** begin SOURCE RECORDS **

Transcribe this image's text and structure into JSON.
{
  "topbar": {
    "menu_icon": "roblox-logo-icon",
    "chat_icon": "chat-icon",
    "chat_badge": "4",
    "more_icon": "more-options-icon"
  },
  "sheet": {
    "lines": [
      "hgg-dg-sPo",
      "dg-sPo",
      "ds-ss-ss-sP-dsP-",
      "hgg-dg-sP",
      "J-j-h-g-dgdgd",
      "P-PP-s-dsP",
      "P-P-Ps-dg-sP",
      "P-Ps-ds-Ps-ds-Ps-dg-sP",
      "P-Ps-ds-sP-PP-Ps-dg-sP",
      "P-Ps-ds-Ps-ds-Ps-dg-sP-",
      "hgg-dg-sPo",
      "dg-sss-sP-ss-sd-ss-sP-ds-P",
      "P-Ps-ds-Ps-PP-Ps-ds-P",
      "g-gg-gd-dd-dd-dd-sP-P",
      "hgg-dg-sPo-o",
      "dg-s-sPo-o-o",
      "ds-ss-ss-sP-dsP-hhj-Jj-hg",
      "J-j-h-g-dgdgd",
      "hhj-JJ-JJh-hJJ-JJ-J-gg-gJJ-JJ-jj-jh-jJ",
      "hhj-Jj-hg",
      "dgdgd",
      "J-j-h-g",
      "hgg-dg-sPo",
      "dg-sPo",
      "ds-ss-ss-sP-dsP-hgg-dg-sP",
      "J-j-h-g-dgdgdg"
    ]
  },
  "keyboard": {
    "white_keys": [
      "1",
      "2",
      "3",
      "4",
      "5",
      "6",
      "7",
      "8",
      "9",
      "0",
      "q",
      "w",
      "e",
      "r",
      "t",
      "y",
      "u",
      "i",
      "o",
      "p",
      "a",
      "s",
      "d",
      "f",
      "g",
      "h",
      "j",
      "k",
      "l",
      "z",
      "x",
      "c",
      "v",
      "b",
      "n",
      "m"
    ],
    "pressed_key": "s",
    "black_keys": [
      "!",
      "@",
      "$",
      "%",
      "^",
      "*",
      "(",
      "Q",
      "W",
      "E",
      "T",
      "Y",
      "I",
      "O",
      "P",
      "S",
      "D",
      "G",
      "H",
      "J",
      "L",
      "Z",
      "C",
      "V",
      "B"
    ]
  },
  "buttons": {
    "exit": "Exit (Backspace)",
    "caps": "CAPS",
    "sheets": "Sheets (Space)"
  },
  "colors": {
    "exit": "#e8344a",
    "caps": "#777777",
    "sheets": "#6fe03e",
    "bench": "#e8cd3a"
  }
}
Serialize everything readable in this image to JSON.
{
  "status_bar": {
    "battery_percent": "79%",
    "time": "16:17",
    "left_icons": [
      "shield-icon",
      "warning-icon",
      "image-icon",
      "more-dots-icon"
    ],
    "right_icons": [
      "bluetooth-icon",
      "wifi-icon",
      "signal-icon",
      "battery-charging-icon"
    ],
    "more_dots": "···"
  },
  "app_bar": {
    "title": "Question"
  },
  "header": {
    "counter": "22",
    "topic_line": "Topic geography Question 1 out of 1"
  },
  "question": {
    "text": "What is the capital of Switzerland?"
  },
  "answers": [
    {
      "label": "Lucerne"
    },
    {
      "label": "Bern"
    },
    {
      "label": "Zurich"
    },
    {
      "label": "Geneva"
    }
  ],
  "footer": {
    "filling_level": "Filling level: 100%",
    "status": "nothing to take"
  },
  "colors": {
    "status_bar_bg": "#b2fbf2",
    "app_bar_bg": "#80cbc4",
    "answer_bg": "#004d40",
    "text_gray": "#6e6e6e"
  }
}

** end SOURCE RECORDS **

--- SHORT EXERCISE ---
Extract, exactly as they appear, the lines from the one containing "Serialize everything readable" through the final line.

--- ANSWER IN FULL ---
Serialize everything readable in this image to JSON.
{
  "status_bar": {
    "battery_percent": "79%",
    "time": "16:17",
    "left_icons": [
      "shield-icon",
      "warning-icon",
      "image-icon",
      "more-dots-icon"
    ],
    "right_icons": [
      "bluetooth-icon",
      "wifi-icon",
      "signal-icon",
      "battery-charging-icon"
    ],
    "more_dots": "···"
  },
  "app_bar": {
    "title": "Question"
  },
  "header": {
    "counter": "22",
    "topic_line": "Topic geography Question 1 out of 1"
  },
  "question": {
    "text": "What is the capital of Switzerland?"
  },
  "answers": [
    {
      "label": "Lucerne"
    },
    {
      "label": "Bern"
    },
    {
      "label": "Zurich"
    },
    {
      "label": "Geneva"
    }
  ],
  "footer": {
    "filling_level": "Filling level: 100%",
    "status": "nothing to take"
  },
  "colors": {
    "status_bar_bg": "#b2fbf2",
    "app_bar_bg": "#80cbc4",
    "answer_bg": "#004d40",
    "text_gray": "#6e6e6e"
  }
}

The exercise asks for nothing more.